=== TASK DESCRIPTION ===
Reproduce the material below line for line without changing any wording, and leave out the pictures.

=== DATA TO PROCESS ===
* * *

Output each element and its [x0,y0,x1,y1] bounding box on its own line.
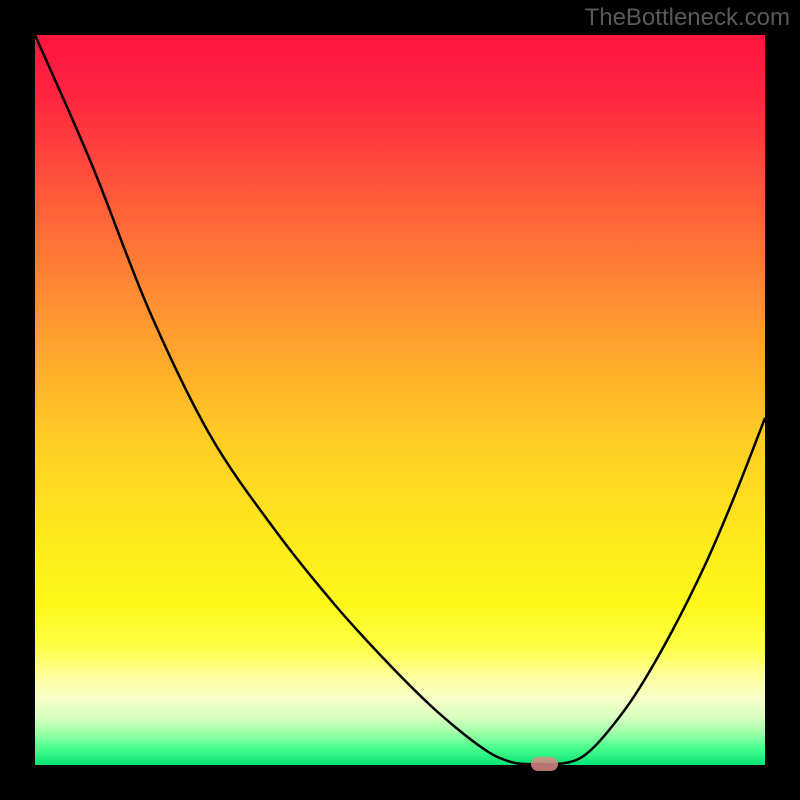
optimal-marker [531,757,558,771]
chart-container: { "watermark": "TheBottleneck.com", "cha… [0,0,800,800]
watermark-text: TheBottleneck.com [585,4,790,32]
plot-area [35,35,765,765]
plot-svg [35,35,765,765]
gradient-background [35,35,765,765]
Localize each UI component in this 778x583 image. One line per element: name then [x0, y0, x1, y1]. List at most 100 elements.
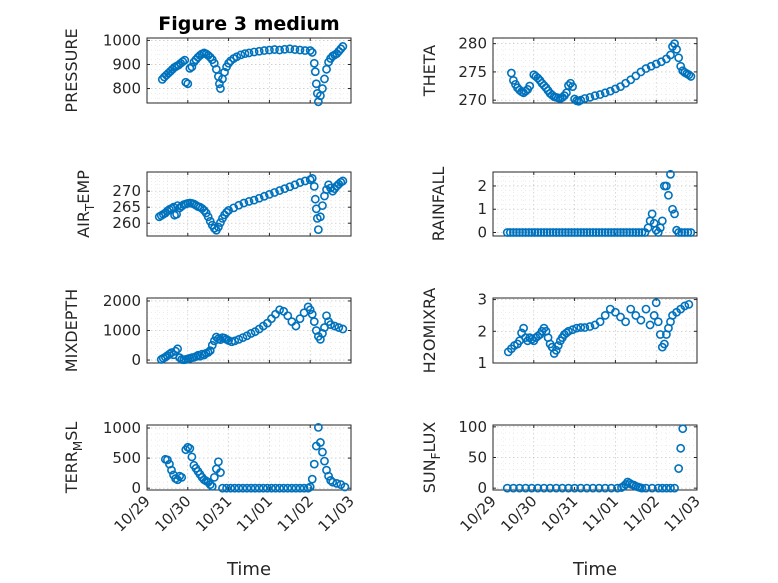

* * *

=== RIGHT ANSWER ===
Output each element and its [x0,y0,x1,y1] bounding box on its own line.
optimal-marker [531,757,558,771]
chart-container: { "watermark": "TheBottleneck.com", "cha… [0,0,800,800]
watermark-text: TheBottleneck.com [585,4,790,32]
plot-area [35,35,765,765]
plot-svg [35,35,765,765]
gradient-background [35,35,765,765]
Localize each UI component in this 778x583 image. One line per element: name then [x0, y0, x1, y1]. List at most 100 elements.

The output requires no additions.